━━━━━ EXTRACT TO READ ━━━━━
There have been ups and downs and many iterations of resources along the way as some things work and others slowly age buried in a file directory on a cloud storage site never to be clicked on again. The Fiduciary Capacity Model™ and The Integrity Profile™ are the culmination of the journey so far and specifically address the question; how do we bring integrity and consistency to decision making and behavior across an organization.
The Fiduciary Capacity Model™ is a conceptual piece that provides a narrative and visual representation of a social-benefit organization. It illustrates the various structural capacities that come together to make up an organization and is described in the first section that follows.
The Integrity Profile™ is the primary tactical tool. It serves to articulate the key criteria that drive behavior, decision making, strategy, and assessment within an organizational context and is unique to each organization. This paper focuses on explaining the core elements of the profile. An overview of the actual development and deployment process can be found in the Integrity Profile Toolkit.
To be clear up front, these are not breakthrough frameworks, nor are they considered proprietary to Orgforward. We spend our lives taking in what is around us learning from others, mixing ideas, and having aha moments along the way. Sometimes these aha’s are parallel evolutions of thought where multiple people come to the same point through unique and separate paths. Other times, and usually more common, we are building off the ideas of others that directly influence the conclusions we come to that we then reframe based on our experiences.
This is to say that both the Fiduciary Capacity Model and the Integrity Profile are truly mosaics. They have pieces that many of you will find familiar and others that may seem new or peculiar. They represent one way of organizing things. If it is helpful, please use it and make it your own. The only ask, is that you acknowledge Orgforward and its contribution to your thinking.
The following pulls together essays, blog posts, and process explanations in an attempt to provide an overall understanding of the background, perspectives, and approaches behind both the Fiduciary Capacity Model and the Integrity Profile.
Organizations are about organizing people. While there are a lot of systems, structures, and any array of ‘things’ involved in the work people do and the ‘functions’ an organization fulfills, really, at the end of the day, it is people making decisions and taking action that moves organizational work forward. Without behavior there is no organizational output.
This may appear overly simplistic, and many may argue that a lot can happen within an organization that does not involve people doing things (think automation, and more recently Artificial Intelligence). True, not all organizational activity is directly linked to specific individual action. However, at some prior time, there was a decision point when a person made a choice and took action to put those processes in place. Additionally, these processes and systems usually affect someone’s behavior down the road, AND there is usually an ongoing assessment process people do that determines whether these systems are effective and efficient and should be changed or stopped. So even the non-people systems affect people’s behavior.
It may seem obvious to many that organizations, at their core, are the sum total of the behaviors of the people they organize and affect. However, the talk and theorizing about organizations often separates or distracts our thinking from this simple truth. It is not uncommon to lose sight of the fact that organizational design and development and growth are fundamentally about the design, development, and growth of human behavior.
Grounded in this perspective, Orgforward has adopted a behaviorist lens on leadership, strategy, and organizational design and development. At its root, this focuses us on people as the centerpiece. People are who believe, feel, and act. Therefore, organizational work is rooted in people and their behavior. It is the combination of individual behaviors that enables an organization to do stuff.
━━━━━ DATASET CONTENT ━━━━━
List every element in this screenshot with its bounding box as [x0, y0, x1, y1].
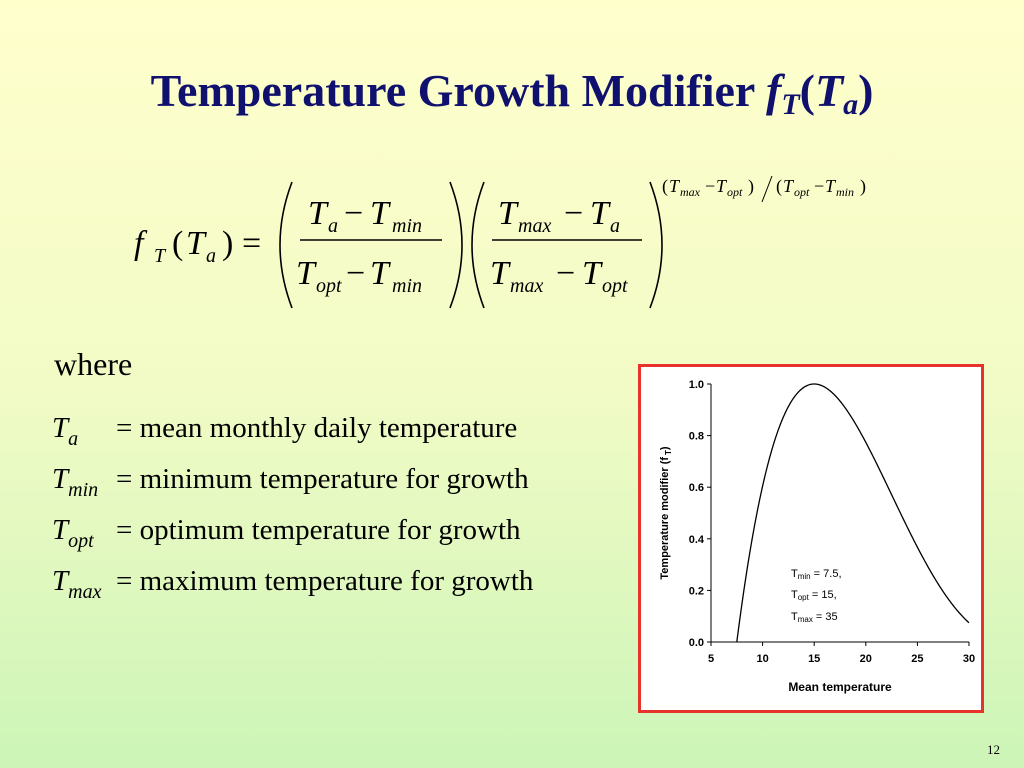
━━━━━
> **DIRECTIVES**
- A) Translate this sentence from the essay on organizations and behavior into Spanish: "Without behavior there is no organizational output."
- B) Write what comes next in the essay on organizations and behavior, picking up after its final sentence.
The listing comes from a different source than the essay on organizations and behavior.

> **EXPECTED RESULTS**
- A) Sin comportamiento no hay resultados organizacionales.

- B)
‘Doing Good’ is the generally excepted norm of social-benefit organizations. So much so, that mere association with something bad can tarnish the reputation of an organization, even when the event or the person associated with the bad acting wasn’t doing so in direct relationship to the organization.
Trust is at the heart of this expectation. Social-benefit organizations are, by definition, fiduciary entities. They serve as stewards of community assets and resources[1] for the benefit of the community. Even the technical language for a member of an organization’s Board of Directors is ‘trustee’ in many state statutes. So, maintaining trust and ensuring that an organization effectively ‘does good’ is essential.
In short, social-benefit organizations must act with integrity.
Integrity is simply a ‘firm [or steadfast] adherence to a code of … values.’[2]
Whether we use sayings like “walking the talk”, “do as you say”, or “be true to your word” as expressions of integrity, at its heart, we are conveying the idea that having integrity is equated to a person acting in alignment with some claimed set of values or principles. Integrity often has an air of morality and/or righteousness to it. However, for our purposes, we don’t want to get too caught up in that level of philosophical debate about morals and ethics. Rather, the focus is on sustaining alignment with a stated set of beliefs or values and ensuring the design and work of the organization has efficacy when it comes to advancing social benefit. It is up to the organizational entity to determine what the fundamental beliefs and values will be and then to serve as a fiduciary that ensures integrity to that.
When it comes to organizations, Orgforward encourages people to think about the 3 C’s that can lay the foundation for a strong sense of integrity – Curiosity, Codification, and Commitment.
Curiosity: Inquiry about What Is and What It Takes
Being open, humble, and vulnerable to asking and learning. What does the organization aspire the world to be? What does it take to do that now and into the future? What assumptions and beliefs drive our understanding and approaches? What do we need to value about people and relationships? What roles are there to play within the community?
Codification: Establishing Expectations and Norms
Clarifying and articulating a shared and agreed-upon understanding of what CURIOSITY reveals AND affirming that we will be held accountable to that!
Commitment: Sustaining Alignment and Accountability
Gracious Intolerance of Misalignment – continuously assessing how well our actions, behaviors, decisions, strategies, and systems align with what we agreed to and codified AND taking steps to bring us into better alignment (we are human so expect misalignment to happen and rely on curiosity to navigate through it)
Two key elements of any focus on integrity are (1) the conceptual understanding of the guiding code and (2) the actual doing of things. The three C’s bridge these by focusing first on the inquiry side and then on the alignment of the day-to-day doing that actually gets stuff done.
Let’s delve a bit deeper into how organizations get things done. Capacity is the term often used to capture this idea. It represents the coalescing of systems and actions (or behaviors).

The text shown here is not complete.